- _Your goal_:
Gather, from the listing beneath this task, every line holding the string "Spectral".

::::

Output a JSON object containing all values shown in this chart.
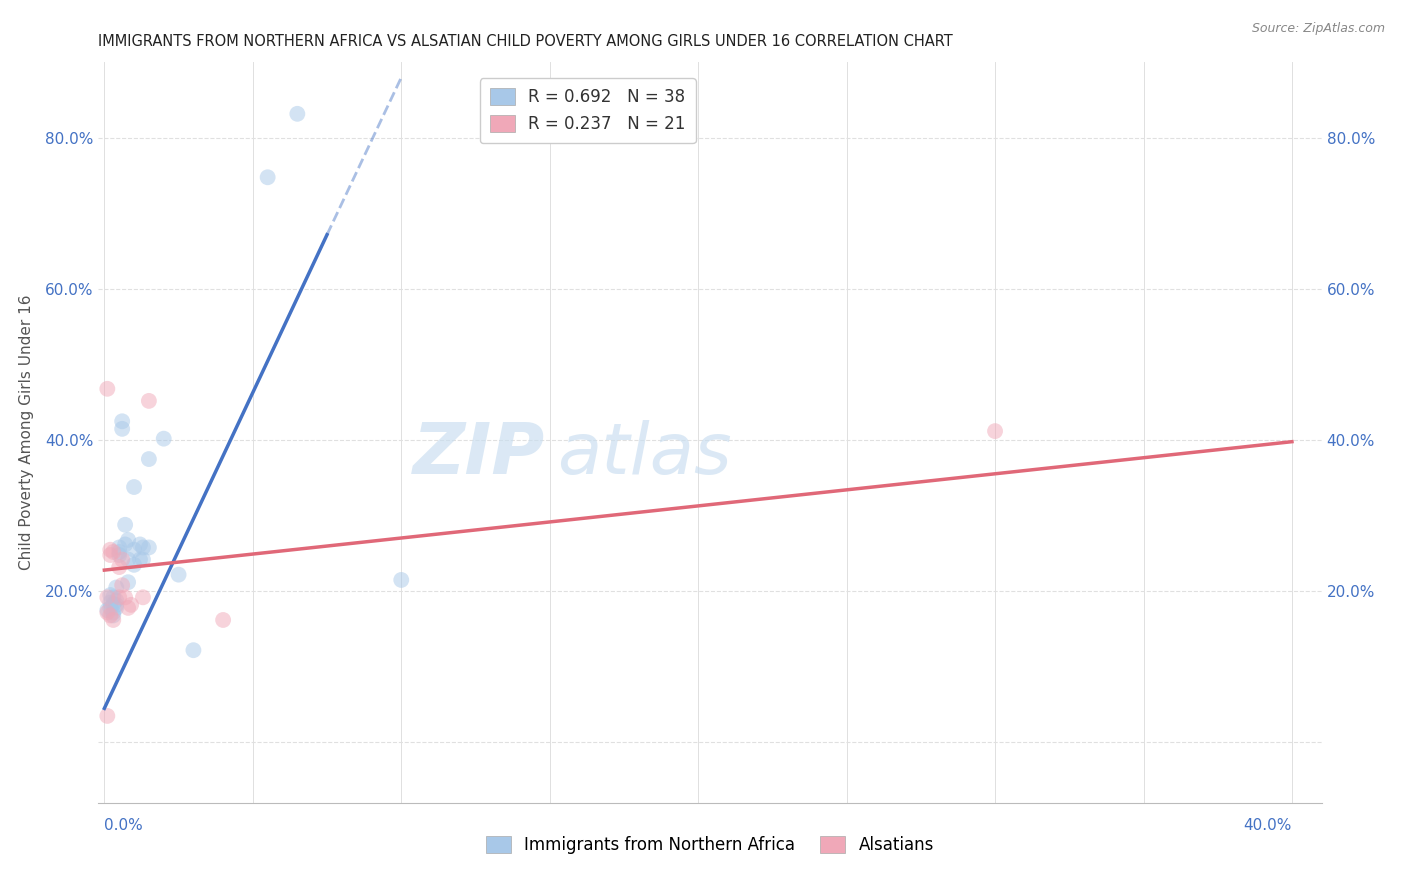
{
  "title": "IMMIGRANTS FROM NORTHERN AFRICA VS ALSATIAN CHILD POVERTY AMONG GIRLS UNDER 16 CORRELATION CHART",
  "source": "Source: ZipAtlas.com",
  "ylabel": "Child Poverty Among Girls Under 16",
  "blue_scatter": [
    [
      0.001,
      0.175
    ],
    [
      0.002,
      0.195
    ],
    [
      0.002,
      0.185
    ],
    [
      0.002,
      0.178
    ],
    [
      0.003,
      0.192
    ],
    [
      0.003,
      0.183
    ],
    [
      0.003,
      0.172
    ],
    [
      0.003,
      0.168
    ],
    [
      0.004,
      0.188
    ],
    [
      0.004,
      0.182
    ],
    [
      0.004,
      0.205
    ],
    [
      0.004,
      0.178
    ],
    [
      0.005,
      0.258
    ],
    [
      0.005,
      0.248
    ],
    [
      0.005,
      0.252
    ],
    [
      0.006,
      0.425
    ],
    [
      0.006,
      0.415
    ],
    [
      0.007,
      0.288
    ],
    [
      0.007,
      0.262
    ],
    [
      0.008,
      0.268
    ],
    [
      0.008,
      0.242
    ],
    [
      0.008,
      0.212
    ],
    [
      0.01,
      0.338
    ],
    [
      0.01,
      0.255
    ],
    [
      0.01,
      0.235
    ],
    [
      0.012,
      0.262
    ],
    [
      0.012,
      0.242
    ],
    [
      0.013,
      0.258
    ],
    [
      0.013,
      0.242
    ],
    [
      0.015,
      0.375
    ],
    [
      0.015,
      0.258
    ],
    [
      0.02,
      0.402
    ],
    [
      0.025,
      0.222
    ],
    [
      0.03,
      0.122
    ],
    [
      0.055,
      0.748
    ],
    [
      0.065,
      0.832
    ],
    [
      0.1,
      0.215
    ]
  ],
  "pink_scatter": [
    [
      0.001,
      0.035
    ],
    [
      0.001,
      0.172
    ],
    [
      0.001,
      0.192
    ],
    [
      0.001,
      0.468
    ],
    [
      0.002,
      0.168
    ],
    [
      0.002,
      0.248
    ],
    [
      0.002,
      0.255
    ],
    [
      0.003,
      0.162
    ],
    [
      0.003,
      0.252
    ],
    [
      0.005,
      0.192
    ],
    [
      0.005,
      0.232
    ],
    [
      0.006,
      0.208
    ],
    [
      0.006,
      0.242
    ],
    [
      0.007,
      0.192
    ],
    [
      0.008,
      0.178
    ],
    [
      0.009,
      0.182
    ],
    [
      0.013,
      0.192
    ],
    [
      0.015,
      0.452
    ],
    [
      0.04,
      0.162
    ],
    [
      0.3,
      0.412
    ]
  ],
  "blue_line_solid": [
    [
      0.0,
      0.045
    ],
    [
      0.075,
      0.672
    ]
  ],
  "blue_line_dash": [
    [
      0.075,
      0.672
    ],
    [
      0.1,
      0.88
    ]
  ],
  "pink_line": [
    [
      0.0,
      0.228
    ],
    [
      0.4,
      0.398
    ]
  ],
  "xlim": [
    -0.002,
    0.41
  ],
  "ylim": [
    -0.08,
    0.9
  ],
  "yticks": [
    0.0,
    0.2,
    0.4,
    0.6,
    0.8
  ],
  "ytick_labels": [
    "",
    "20.0%",
    "40.0%",
    "60.0%",
    "80.0%"
  ],
  "xtick_positions": [
    0.0,
    0.05,
    0.1,
    0.15,
    0.2,
    0.25,
    0.3,
    0.35,
    0.4
  ],
  "blue_color": "#a8c8e8",
  "pink_color": "#f0a8b8",
  "blue_line_color": "#4472c4",
  "pink_line_color": "#e06878",
  "grid_color": "#e0e0e0",
  "title_color": "#222222",
  "axis_tick_color": "#4472c4",
  "marker_size": 130,
  "marker_alpha": 0.5,
  "legend_top": [
    {
      "patch_color": "#a8c8e8",
      "r_val": "0.692",
      "n_val": "38"
    },
    {
      "patch_color": "#f0a8b8",
      "r_val": "0.237",
      "n_val": "21"
    }
  ],
  "legend_bottom": [
    {
      "patch_color": "#a8c8e8",
      "label": "Immigrants from Northern Africa"
    },
    {
      "patch_color": "#f0a8b8",
      "label": "Alsatians"
    }
  ]
}
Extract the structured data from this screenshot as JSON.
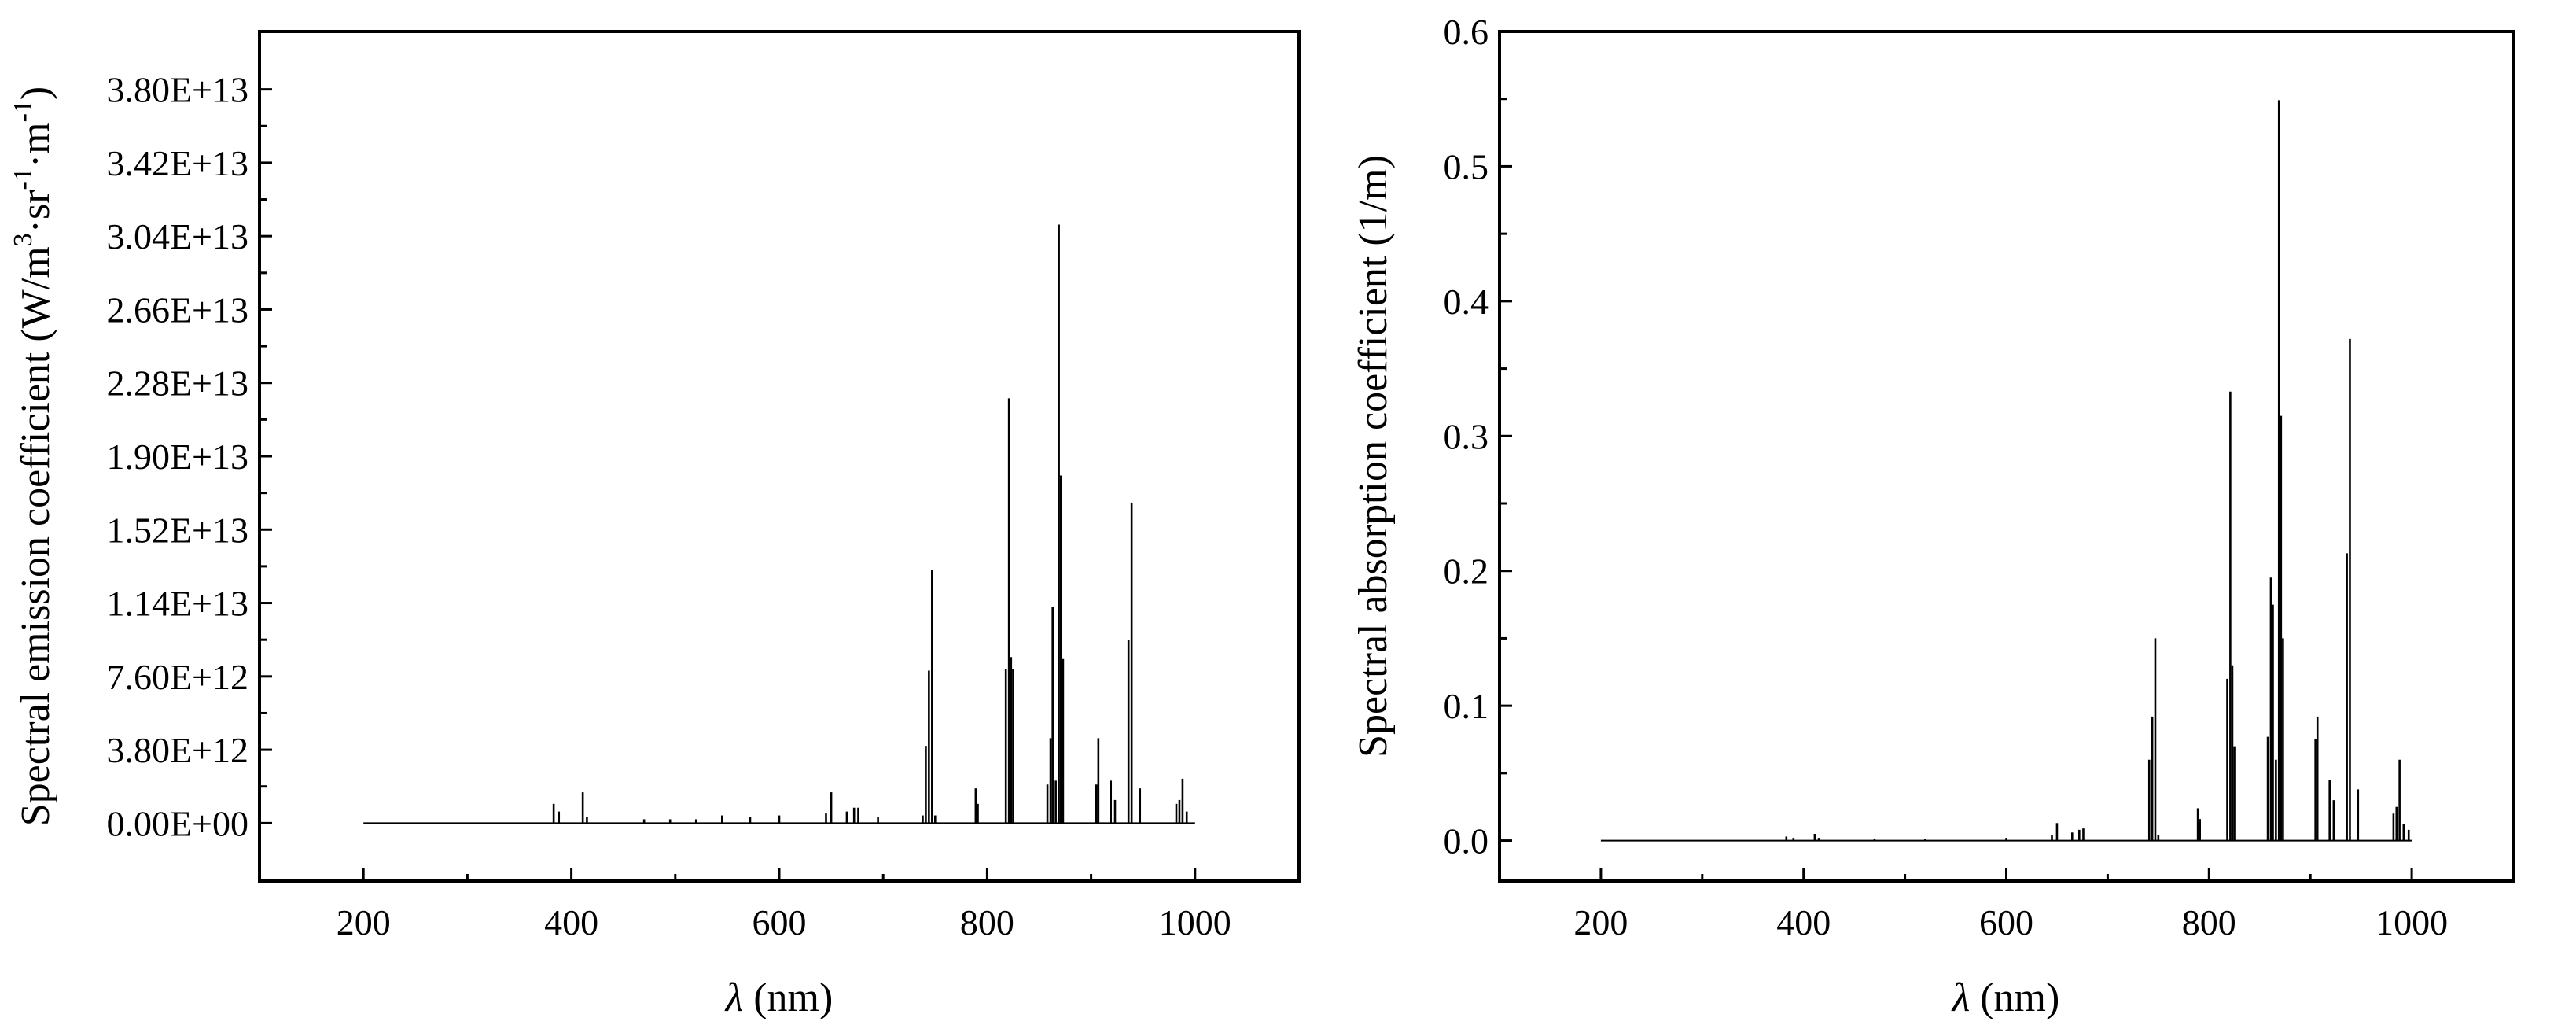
{
  "chart_data": [
    {
      "type": "line",
      "title": "",
      "ylabel": "Spectral emission coefficient (W/m³·sr⁻¹·m⁻¹)",
      "ylabel_parts": {
        "prefix": "Spectral emission coefficient (W/m",
        "sup1": "3",
        "mid1": "·sr",
        "sup2": "-1",
        "mid2": "·m",
        "sup3": "-1",
        "suffix": ")"
      },
      "xlabel_symbol": "λ",
      "xlabel_unit": " (nm)",
      "xlim": [
        100,
        1100
      ],
      "ylim": [
        -3000000000000.0,
        41000000000000.0
      ],
      "xticks": [
        200,
        400,
        600,
        800,
        1000
      ],
      "xtick_labels": [
        "200",
        "400",
        "600",
        "800",
        "1000"
      ],
      "yticks": [
        0,
        3800000000000.0,
        7600000000000.0,
        11400000000000.0,
        15200000000000.0,
        19000000000000.0,
        22800000000000.0,
        26600000000000.0,
        30400000000000.0,
        34200000000000.0,
        38000000000000.0
      ],
      "ytick_labels": [
        "0.00E+00",
        "3.80E+12",
        "7.60E+12",
        "1.14E+13",
        "1.52E+13",
        "1.90E+13",
        "2.28E+13",
        "2.66E+13",
        "3.04E+13",
        "3.42E+13",
        "3.80E+13"
      ],
      "baseline_x": [
        200,
        1000
      ],
      "grid": false,
      "series": [
        {
          "x": [
            383,
            388,
            411,
            415,
            470,
            495,
            520,
            545,
            572,
            600,
            645,
            650,
            665,
            672,
            676,
            695,
            738,
            741,
            744,
            747,
            750,
            789,
            791,
            818,
            821,
            823,
            825,
            858,
            861,
            863,
            866,
            869,
            871,
            873,
            905,
            907,
            919,
            923,
            936,
            939,
            947,
            982,
            985,
            988,
            992
          ],
          "y": [
            1000000000000.0,
            600000000000.0,
            1600000000000.0,
            300000000000.0,
            200000000000.0,
            200000000000.0,
            200000000000.0,
            400000000000.0,
            300000000000.0,
            400000000000.0,
            500000000000.0,
            1600000000000.0,
            600000000000.0,
            800000000000.0,
            800000000000.0,
            300000000000.0,
            400000000000.0,
            4000000000000.0,
            7900000000000.0,
            13100000000000.0,
            400000000000.0,
            1800000000000.0,
            1000000000000.0,
            8000000000000.0,
            22000000000000.0,
            8600000000000.0,
            8000000000000.0,
            2000000000000.0,
            4400000000000.0,
            11200000000000.0,
            2200000000000.0,
            31000000000000.0,
            18000000000000.0,
            8500000000000.0,
            2000000000000.0,
            4400000000000.0,
            2200000000000.0,
            1200000000000.0,
            9500000000000.0,
            16600000000000.0,
            1800000000000.0,
            1000000000000.0,
            1200000000000.0,
            2300000000000.0,
            600000000000.0
          ]
        }
      ]
    },
    {
      "type": "line",
      "title": "",
      "ylabel": "Spectral absorption coefficient (1/m)",
      "xlabel_symbol": "λ",
      "xlabel_unit": " (nm)",
      "xlim": [
        100,
        1100
      ],
      "ylim": [
        -0.03,
        0.6
      ],
      "xticks": [
        200,
        400,
        600,
        800,
        1000
      ],
      "xtick_labels": [
        "200",
        "400",
        "600",
        "800",
        "1000"
      ],
      "yticks": [
        0,
        0.1,
        0.2,
        0.3,
        0.4,
        0.5,
        0.6
      ],
      "ytick_labels": [
        "0.0",
        "0.1",
        "0.2",
        "0.3",
        "0.4",
        "0.5",
        "0.6"
      ],
      "baseline_x": [
        200,
        1000
      ],
      "grid": false,
      "series": [
        {
          "x": [
            383,
            390,
            411,
            415,
            470,
            520,
            600,
            645,
            650,
            665,
            672,
            676,
            741,
            744,
            747,
            750,
            789,
            791,
            818,
            821,
            823,
            825,
            858,
            861,
            863,
            866,
            869,
            871,
            873,
            905,
            907,
            919,
            923,
            936,
            939,
            947,
            982,
            985,
            988,
            992,
            997
          ],
          "y": [
            0.003,
            0.002,
            0.005,
            0.002,
            0.001,
            0.001,
            0.002,
            0.004,
            0.013,
            0.006,
            0.008,
            0.009,
            0.06,
            0.092,
            0.15,
            0.004,
            0.024,
            0.016,
            0.12,
            0.333,
            0.13,
            0.07,
            0.077,
            0.195,
            0.175,
            0.06,
            0.549,
            0.315,
            0.15,
            0.075,
            0.092,
            0.045,
            0.03,
            0.213,
            0.372,
            0.038,
            0.02,
            0.025,
            0.06,
            0.012,
            0.008
          ]
        }
      ]
    }
  ]
}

::::

- _Response to this exercise_:
      "ylabel": "Spectral emission coefficient (W/m³·sr⁻¹·m⁻¹)",
        "prefix": "Spectral emission coefficient (W/m",
      "ylabel": "Spectral absorption coefficient (1/m)",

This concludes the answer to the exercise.